▸ TASK DESCRIPTION: Make an exact copy of the entries below with the pictures removed.
━━━━━ RECORDS FOR THE TASK ━━━━━
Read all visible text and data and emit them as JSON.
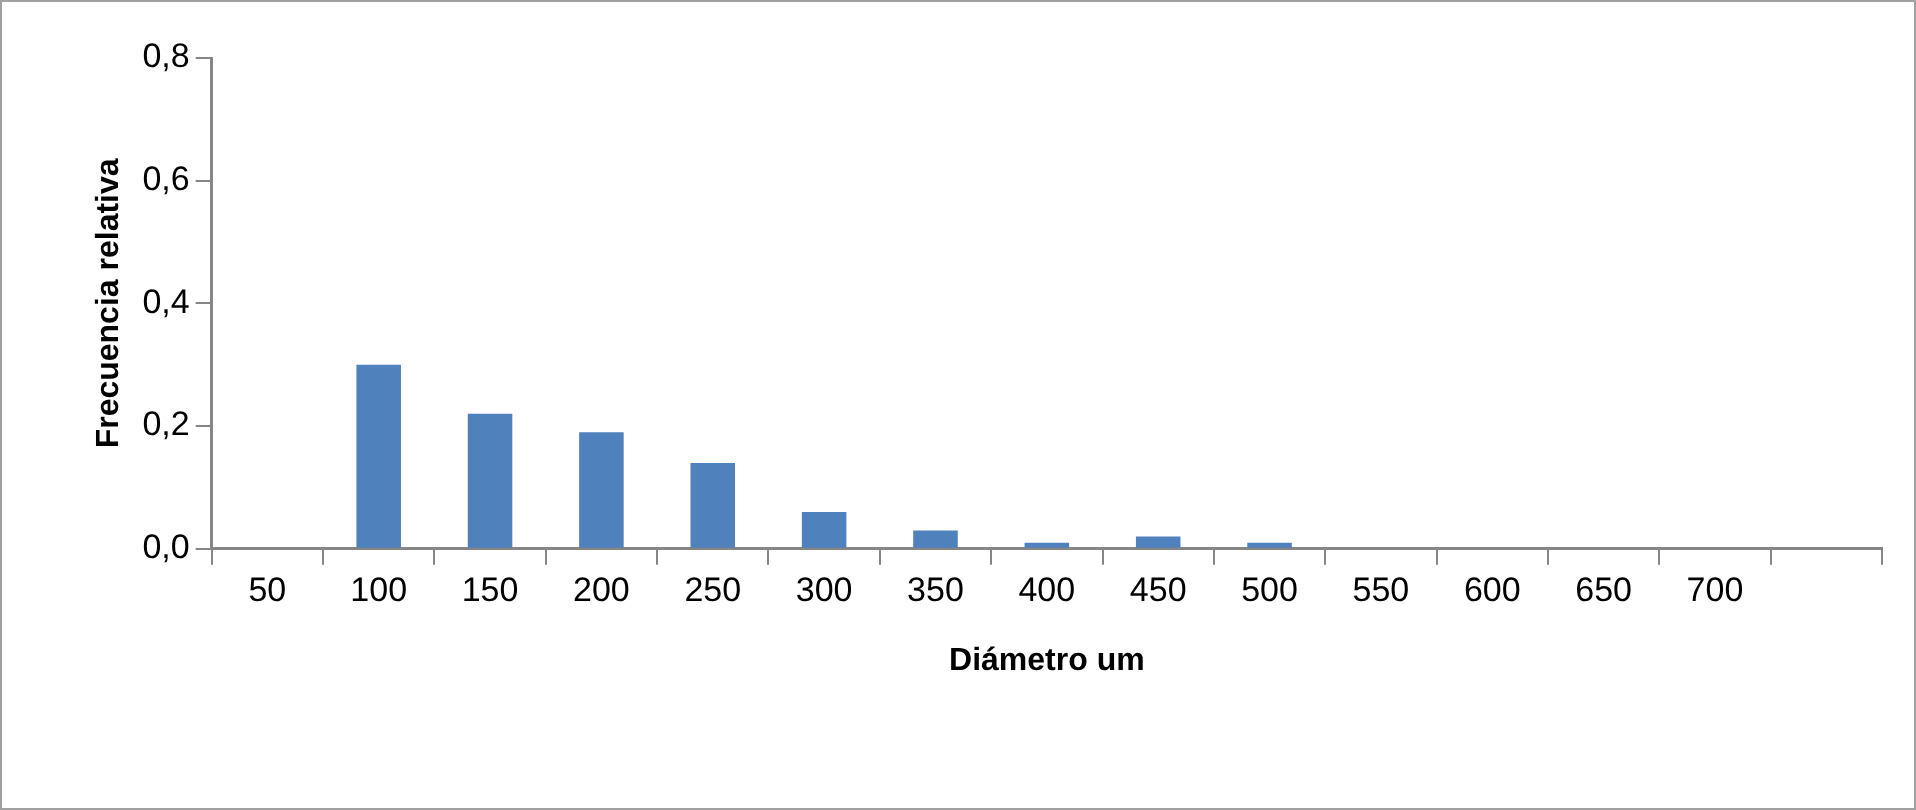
{
  "chart_data": {
    "type": "bar",
    "xlabel": "Diámetro um",
    "ylabel": "Frecuencia relativa",
    "categories": [
      "50",
      "100",
      "150",
      "200",
      "250",
      "300",
      "350",
      "400",
      "450",
      "500",
      "550",
      "600",
      "650",
      "700",
      null
    ],
    "values": [
      0,
      0.3,
      0.22,
      0.19,
      0.14,
      0.06,
      0.03,
      0.01,
      0.02,
      0.01,
      0,
      0,
      0,
      0,
      0
    ],
    "color": "#4f81bd",
    "ylim": [
      0,
      0.8
    ],
    "yticks": [
      {
        "value": 0,
        "label": "0,0"
      },
      {
        "value": 0.2,
        "label": "0,2"
      },
      {
        "value": 0.4,
        "label": "0,4"
      },
      {
        "value": 0.6,
        "label": "0,6"
      },
      {
        "value": 0.8,
        "label": "0,8"
      }
    ],
    "grid": false,
    "legend": false
  }
}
━━━━━
▸ EXPECTED ANSWER:
Read all visible text and data and emit them as JSON.
{
  "chart_data": {
    "type": "bar",
    "xlabel": "Diámetro um",
    "ylabel": "Frecuencia relativa",
    "categories": [
      "50",
      "100",
      "150",
      "200",
      "250",
      "300",
      "350",
      "400",
      "450",
      "500",
      "550",
      "600",
      "650",
      "700",
      null
    ],
    "values": [
      0,
      0.3,
      0.22,
      0.19,
      0.14,
      0.06,
      0.03,
      0.01,
      0.02,
      0.01,
      0,
      0,
      0,
      0,
      0
    ],
    "color": "#4f81bd",
    "ylim": [
      0,
      0.8
    ],
    "yticks": [
      {
        "value": 0,
        "label": "0,0"
      },
      {
        "value": 0.2,
        "label": "0,2"
      },
      {
        "value": 0.4,
        "label": "0,4"
      },
      {
        "value": 0.6,
        "label": "0,6"
      },
      {
        "value": 0.8,
        "label": "0,8"
      }
    ],
    "grid": false,
    "legend": false
  }
}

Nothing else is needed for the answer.